- _Instructions_:
A) Reproduce word for word the passage of the input lag thread from "I think your" up to and including "you can find.".
B) According to the input lag thread, what is the frame time of a single frame at 60 fps?

Oh ok, that makes sense. However, in game mode most displays are as responsive as CRT displays or only slightly off.


Vayra86 said:


> Regardless, 90ms = 6 frames @ 60 fps which is significant, and 70ms = 4.6 frames...


I think your math might be off. 1ms=1/1000th of a second. So 90ms is equal to less than 1/100th of a second which is less than 1 frame every second, at 60hz. The input lag wouldn't become noticeable until above 100hz. This is something I started testing to see if there was any truth to the frame lag issues people complained about years ago only to discover it was real.


Vayra86 said:


> of course, for some casual gaming 'it will do' but it is worse than any other gaming setup you can find.


I can't fully agree with that. I've been gaming since the early day of the original Atari VCS released in the late 70's and tech today is far better than it ever has been, as long as you buy the right equipment.


----------



## Vayra86 (Apr 7, 2018)

lexluthermiester said:


> Oh ok, that makes sense. However, in game mode most displays are as responsive as CRT displays or only slightly off.
> 
> I think you math might be off. 1ms=1/1000th of a second. So 90ms is equal to less than 1/100th of a second which is less than 1 frame every second, at 60hz. The input lag wouldn't become noticeable until above 100hz. This is something I started testing to see if there was any truth to the frame lag issues people complained about years ago only to discover it was real.
> 
> I can't fully agree with that. I've been gaming since the early day of the original Atari VCS released in the late 70's and tech today is far better than it ever has been, as long as you buy the right equipment.



16.67ms is the frame time of a single frame at 60 fps. If you have 90ms delay, you are 90/16.67 = 5,39 frames behind on input, which is nearly 10%.

- _Data shown_:
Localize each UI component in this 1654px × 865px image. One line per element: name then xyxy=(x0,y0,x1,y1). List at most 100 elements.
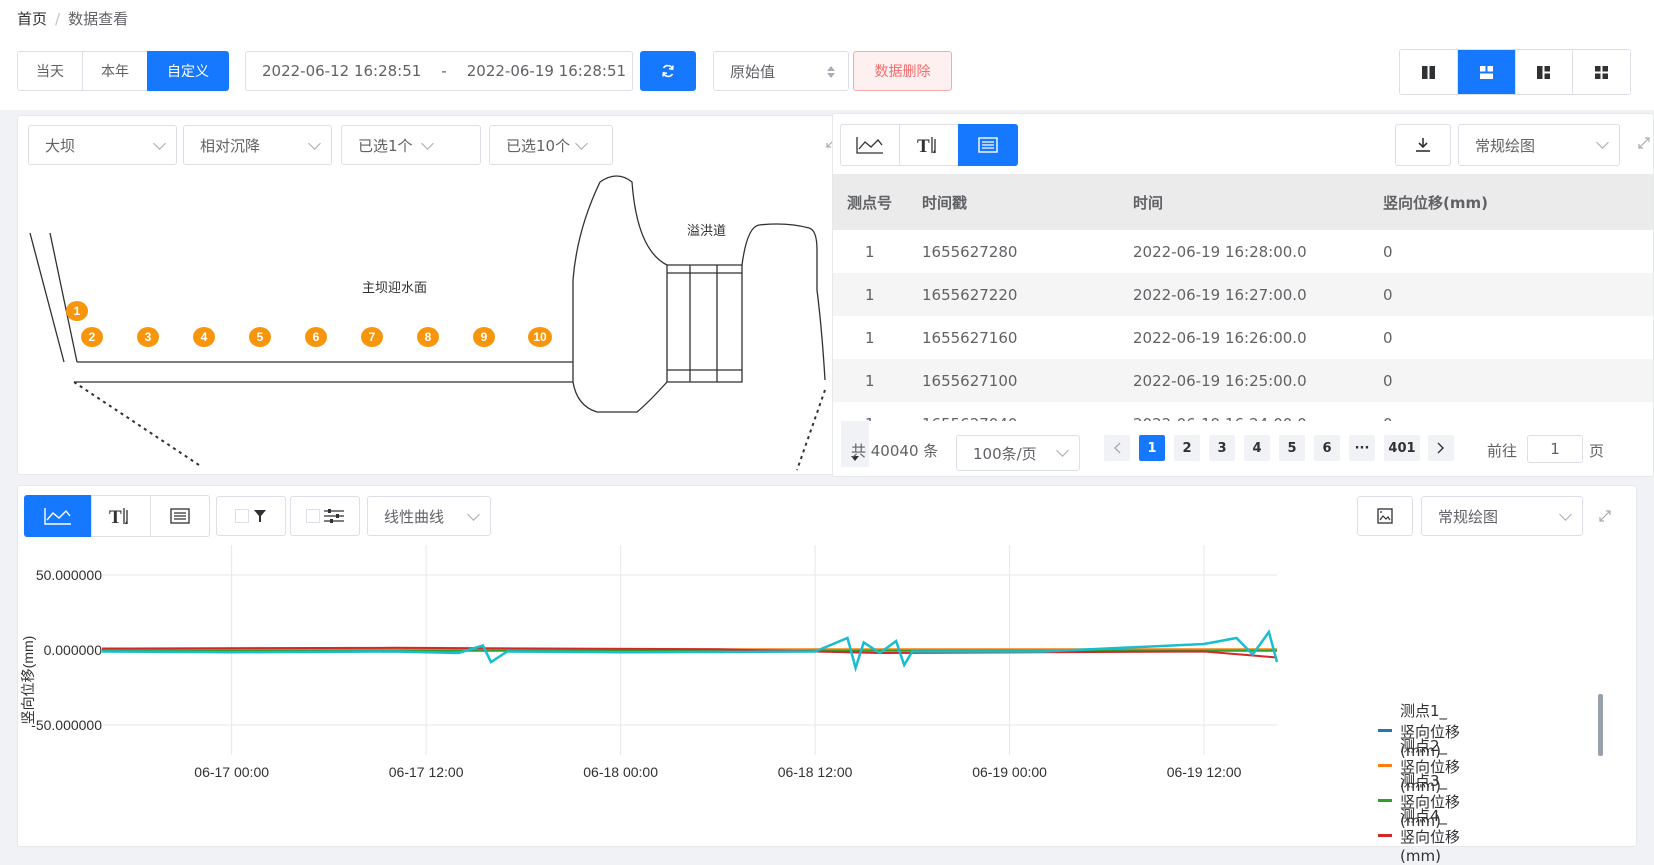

- _Exercise solutions_:
A)
I think your math might be off. 1ms=1/1000th of a second. So 90ms is equal to less than 1/100th of a second which is less than 1 frame every second, at 60hz. The input lag wouldn't become noticeable until above 100hz. This is something I started testing to see if there was any truth to the frame lag issues people complained about years ago only to discover it was real.


Vayra86 said:


> of course, for some casual gaming 'it will do' but it is worse than any other gaming setup you can find.

B) 16.67ms